# Instructions to follow:
Go through the records and extract every line with the word "JSON".

# Provided entries:
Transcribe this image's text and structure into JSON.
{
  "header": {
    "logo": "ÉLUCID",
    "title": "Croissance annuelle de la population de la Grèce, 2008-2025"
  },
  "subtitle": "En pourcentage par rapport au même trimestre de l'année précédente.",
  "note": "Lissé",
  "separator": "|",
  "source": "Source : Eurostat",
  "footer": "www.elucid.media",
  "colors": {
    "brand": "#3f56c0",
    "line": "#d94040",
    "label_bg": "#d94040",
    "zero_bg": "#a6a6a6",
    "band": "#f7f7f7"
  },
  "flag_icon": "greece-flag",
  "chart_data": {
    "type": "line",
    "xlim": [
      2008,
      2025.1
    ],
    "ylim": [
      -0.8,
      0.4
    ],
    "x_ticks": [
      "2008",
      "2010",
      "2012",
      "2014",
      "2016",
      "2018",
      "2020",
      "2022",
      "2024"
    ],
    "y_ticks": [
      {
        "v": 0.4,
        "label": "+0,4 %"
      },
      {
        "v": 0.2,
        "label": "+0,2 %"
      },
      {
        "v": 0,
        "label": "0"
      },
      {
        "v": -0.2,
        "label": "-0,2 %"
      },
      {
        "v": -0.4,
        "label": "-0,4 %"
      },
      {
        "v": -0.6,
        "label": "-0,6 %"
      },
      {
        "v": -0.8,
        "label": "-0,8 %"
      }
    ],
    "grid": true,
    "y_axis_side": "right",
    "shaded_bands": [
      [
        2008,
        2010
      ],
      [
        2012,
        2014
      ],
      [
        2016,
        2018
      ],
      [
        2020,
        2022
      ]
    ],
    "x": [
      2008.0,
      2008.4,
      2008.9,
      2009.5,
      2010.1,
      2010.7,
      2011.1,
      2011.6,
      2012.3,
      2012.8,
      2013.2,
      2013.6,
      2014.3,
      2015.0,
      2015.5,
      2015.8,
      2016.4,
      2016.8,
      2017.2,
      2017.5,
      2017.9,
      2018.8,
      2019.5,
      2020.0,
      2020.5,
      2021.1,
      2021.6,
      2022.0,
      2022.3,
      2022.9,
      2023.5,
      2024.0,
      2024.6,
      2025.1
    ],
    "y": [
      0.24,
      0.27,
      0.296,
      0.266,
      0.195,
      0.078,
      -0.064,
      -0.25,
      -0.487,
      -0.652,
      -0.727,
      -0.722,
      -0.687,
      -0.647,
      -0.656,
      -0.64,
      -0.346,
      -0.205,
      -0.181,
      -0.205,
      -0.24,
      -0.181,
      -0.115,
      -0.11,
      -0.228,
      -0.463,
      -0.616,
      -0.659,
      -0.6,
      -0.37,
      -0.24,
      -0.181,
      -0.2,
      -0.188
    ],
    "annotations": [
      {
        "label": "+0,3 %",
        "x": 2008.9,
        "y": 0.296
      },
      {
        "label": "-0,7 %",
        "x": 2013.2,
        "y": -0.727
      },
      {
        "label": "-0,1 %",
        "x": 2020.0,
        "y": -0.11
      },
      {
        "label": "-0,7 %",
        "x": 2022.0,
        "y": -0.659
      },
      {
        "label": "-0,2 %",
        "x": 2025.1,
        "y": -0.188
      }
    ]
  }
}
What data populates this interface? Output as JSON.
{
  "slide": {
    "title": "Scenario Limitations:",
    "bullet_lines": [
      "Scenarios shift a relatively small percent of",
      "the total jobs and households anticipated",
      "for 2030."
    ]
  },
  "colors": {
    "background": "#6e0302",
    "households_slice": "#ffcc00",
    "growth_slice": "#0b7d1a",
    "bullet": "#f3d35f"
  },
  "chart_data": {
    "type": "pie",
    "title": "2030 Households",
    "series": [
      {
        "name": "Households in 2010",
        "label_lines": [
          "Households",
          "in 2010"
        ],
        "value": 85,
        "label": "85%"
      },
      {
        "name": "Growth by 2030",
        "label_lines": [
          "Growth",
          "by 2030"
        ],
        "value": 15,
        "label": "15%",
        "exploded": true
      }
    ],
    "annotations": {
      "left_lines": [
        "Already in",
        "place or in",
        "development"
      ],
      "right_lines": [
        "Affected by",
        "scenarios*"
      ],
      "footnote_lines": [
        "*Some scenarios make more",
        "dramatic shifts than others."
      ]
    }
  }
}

# Reply to the exercise:
Transcribe this image's text and structure into JSON.
What data populates this interface? Output as JSON.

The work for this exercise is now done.